**TASK OBJECTIVE:** Give only one thing: the number of lines that include the word "from".

**DATASET:**
begin

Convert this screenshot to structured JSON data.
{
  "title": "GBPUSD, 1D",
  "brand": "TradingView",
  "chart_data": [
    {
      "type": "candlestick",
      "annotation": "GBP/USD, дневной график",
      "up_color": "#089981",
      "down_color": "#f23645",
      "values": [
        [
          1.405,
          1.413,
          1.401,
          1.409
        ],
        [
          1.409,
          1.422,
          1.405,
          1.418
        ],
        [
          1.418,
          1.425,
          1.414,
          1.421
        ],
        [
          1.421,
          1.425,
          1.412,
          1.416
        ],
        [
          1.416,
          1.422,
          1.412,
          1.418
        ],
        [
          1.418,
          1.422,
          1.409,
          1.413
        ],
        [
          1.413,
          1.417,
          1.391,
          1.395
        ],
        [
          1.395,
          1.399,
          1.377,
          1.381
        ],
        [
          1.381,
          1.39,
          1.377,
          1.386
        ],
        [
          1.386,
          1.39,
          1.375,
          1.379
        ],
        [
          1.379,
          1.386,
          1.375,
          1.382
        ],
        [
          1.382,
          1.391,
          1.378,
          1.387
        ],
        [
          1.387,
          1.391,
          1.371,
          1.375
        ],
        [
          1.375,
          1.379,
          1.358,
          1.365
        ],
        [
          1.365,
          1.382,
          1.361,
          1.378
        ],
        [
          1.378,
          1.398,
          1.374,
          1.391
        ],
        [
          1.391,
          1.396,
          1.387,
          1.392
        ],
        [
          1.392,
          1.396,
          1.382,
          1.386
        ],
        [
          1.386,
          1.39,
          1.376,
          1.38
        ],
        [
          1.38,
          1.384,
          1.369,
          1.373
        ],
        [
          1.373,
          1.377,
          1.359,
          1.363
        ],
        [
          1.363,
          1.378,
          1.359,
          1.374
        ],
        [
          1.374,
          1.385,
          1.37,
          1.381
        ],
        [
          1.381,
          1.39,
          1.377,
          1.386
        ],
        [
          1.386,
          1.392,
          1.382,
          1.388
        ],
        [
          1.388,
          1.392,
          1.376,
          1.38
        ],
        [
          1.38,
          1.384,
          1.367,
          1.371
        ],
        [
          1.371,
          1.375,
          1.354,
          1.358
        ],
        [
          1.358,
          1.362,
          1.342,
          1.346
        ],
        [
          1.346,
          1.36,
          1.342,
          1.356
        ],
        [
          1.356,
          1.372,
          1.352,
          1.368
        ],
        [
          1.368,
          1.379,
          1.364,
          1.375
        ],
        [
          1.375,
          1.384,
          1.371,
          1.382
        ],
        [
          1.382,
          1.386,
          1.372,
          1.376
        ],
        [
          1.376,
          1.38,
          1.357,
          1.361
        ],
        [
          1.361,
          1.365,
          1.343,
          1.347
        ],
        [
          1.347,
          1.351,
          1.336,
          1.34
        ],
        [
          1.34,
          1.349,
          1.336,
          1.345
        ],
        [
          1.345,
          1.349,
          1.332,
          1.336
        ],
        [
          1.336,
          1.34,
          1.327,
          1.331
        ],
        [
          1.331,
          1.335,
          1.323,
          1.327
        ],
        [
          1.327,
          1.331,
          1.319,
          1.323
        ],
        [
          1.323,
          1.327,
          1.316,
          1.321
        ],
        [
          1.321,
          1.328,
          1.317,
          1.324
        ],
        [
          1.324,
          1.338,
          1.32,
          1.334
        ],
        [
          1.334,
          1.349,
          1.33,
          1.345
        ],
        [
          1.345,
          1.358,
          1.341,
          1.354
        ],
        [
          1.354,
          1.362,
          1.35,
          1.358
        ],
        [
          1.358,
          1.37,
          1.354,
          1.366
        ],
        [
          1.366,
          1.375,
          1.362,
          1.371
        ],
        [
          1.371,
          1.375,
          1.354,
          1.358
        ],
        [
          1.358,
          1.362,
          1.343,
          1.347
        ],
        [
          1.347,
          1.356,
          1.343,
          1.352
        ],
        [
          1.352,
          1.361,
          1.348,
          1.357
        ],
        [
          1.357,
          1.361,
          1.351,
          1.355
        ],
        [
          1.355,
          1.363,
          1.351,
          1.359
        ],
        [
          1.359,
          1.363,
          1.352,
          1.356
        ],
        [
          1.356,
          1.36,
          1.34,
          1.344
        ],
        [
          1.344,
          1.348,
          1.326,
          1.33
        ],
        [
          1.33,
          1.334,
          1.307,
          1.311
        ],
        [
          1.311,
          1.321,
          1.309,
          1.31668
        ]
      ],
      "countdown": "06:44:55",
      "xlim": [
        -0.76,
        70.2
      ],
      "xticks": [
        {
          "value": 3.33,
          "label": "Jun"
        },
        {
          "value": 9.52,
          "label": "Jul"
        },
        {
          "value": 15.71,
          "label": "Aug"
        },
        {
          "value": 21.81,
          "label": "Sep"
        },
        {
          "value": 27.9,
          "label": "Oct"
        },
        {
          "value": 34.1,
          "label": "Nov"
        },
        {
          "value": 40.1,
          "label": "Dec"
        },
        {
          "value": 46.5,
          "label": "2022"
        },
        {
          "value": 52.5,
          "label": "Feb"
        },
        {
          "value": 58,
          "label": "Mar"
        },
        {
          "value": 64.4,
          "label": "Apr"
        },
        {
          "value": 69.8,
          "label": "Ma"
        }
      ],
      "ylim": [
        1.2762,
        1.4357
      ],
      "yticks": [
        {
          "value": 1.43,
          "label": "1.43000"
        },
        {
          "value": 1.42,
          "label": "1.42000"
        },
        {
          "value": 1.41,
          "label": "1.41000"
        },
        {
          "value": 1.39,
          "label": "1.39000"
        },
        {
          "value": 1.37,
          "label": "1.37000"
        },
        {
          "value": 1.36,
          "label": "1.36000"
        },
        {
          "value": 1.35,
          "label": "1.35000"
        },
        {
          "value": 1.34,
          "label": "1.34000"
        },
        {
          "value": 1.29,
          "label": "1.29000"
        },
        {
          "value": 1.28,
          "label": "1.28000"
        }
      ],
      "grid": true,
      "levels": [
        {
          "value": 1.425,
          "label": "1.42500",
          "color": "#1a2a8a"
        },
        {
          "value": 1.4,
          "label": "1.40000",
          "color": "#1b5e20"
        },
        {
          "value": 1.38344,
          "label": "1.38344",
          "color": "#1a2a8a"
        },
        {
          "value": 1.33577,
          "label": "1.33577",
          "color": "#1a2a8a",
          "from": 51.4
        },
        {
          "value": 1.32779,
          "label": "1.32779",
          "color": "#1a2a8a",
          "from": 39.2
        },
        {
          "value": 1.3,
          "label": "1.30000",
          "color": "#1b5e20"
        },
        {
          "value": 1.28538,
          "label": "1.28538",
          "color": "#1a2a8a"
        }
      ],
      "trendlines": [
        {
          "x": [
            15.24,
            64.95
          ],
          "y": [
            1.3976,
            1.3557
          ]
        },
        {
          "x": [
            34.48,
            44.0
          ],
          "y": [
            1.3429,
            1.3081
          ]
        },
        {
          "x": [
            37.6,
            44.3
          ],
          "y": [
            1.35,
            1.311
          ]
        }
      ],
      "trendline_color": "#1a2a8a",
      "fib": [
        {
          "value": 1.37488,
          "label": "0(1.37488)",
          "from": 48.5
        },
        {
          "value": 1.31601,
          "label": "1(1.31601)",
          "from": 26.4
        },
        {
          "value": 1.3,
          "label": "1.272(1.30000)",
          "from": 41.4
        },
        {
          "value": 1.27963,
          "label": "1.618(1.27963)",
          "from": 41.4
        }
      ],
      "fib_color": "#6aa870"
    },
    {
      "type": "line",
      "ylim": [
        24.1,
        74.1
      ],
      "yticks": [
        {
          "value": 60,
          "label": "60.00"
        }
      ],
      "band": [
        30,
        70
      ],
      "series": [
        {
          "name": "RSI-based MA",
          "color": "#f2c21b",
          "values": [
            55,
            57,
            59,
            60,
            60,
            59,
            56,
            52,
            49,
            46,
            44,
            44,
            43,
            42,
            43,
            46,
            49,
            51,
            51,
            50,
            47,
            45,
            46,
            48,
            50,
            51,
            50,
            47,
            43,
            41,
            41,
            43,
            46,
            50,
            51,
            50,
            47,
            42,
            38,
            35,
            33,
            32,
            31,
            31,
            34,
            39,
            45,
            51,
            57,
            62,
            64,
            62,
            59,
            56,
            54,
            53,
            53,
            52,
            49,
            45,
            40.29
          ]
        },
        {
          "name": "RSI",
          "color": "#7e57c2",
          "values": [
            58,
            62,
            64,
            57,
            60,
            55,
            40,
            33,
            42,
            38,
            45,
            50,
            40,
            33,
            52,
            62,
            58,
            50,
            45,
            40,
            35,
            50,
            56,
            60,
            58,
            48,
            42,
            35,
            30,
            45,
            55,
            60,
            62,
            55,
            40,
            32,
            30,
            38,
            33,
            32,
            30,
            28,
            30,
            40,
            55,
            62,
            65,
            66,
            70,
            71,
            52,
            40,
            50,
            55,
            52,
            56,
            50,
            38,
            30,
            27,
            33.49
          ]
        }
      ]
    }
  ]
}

end

**ANSWER FOR THIS EXERCISE:** 6